Exercise aim:
Retype the material in full, keeping every word the same.

Excerpted data:
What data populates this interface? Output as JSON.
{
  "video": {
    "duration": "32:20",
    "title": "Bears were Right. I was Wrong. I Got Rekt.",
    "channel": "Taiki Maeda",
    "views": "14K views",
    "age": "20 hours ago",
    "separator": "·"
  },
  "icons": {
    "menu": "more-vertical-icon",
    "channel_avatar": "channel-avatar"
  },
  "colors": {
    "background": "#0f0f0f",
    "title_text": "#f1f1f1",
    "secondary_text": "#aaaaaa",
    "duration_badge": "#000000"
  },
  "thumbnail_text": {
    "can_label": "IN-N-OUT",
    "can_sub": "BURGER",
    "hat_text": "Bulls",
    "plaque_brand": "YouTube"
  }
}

Answer for the task:
What data populates this interface? Output as JSON.
{
  "video": {
    "duration": "32:20",
    "title": "Bears were Right. I was Wrong. I Got Rekt.",
    "channel": "Taiki Maeda",
    "views": "14K views",
    "age": "20 hours ago",
    "separator": "·"
  },
  "icons": {
    "menu": "more-vertical-icon",
    "channel_avatar": "channel-avatar"
  },
  "colors": {
    "background": "#0f0f0f",
    "title_text": "#f1f1f1",
    "secondary_text": "#aaaaaa",
    "duration_badge": "#000000"
  },
  "thumbnail_text": {
    "can_label": "IN-N-OUT",
    "can_sub": "BURGER",
    "hat_text": "Bulls",
    "plaque_brand": "YouTube"
  }
}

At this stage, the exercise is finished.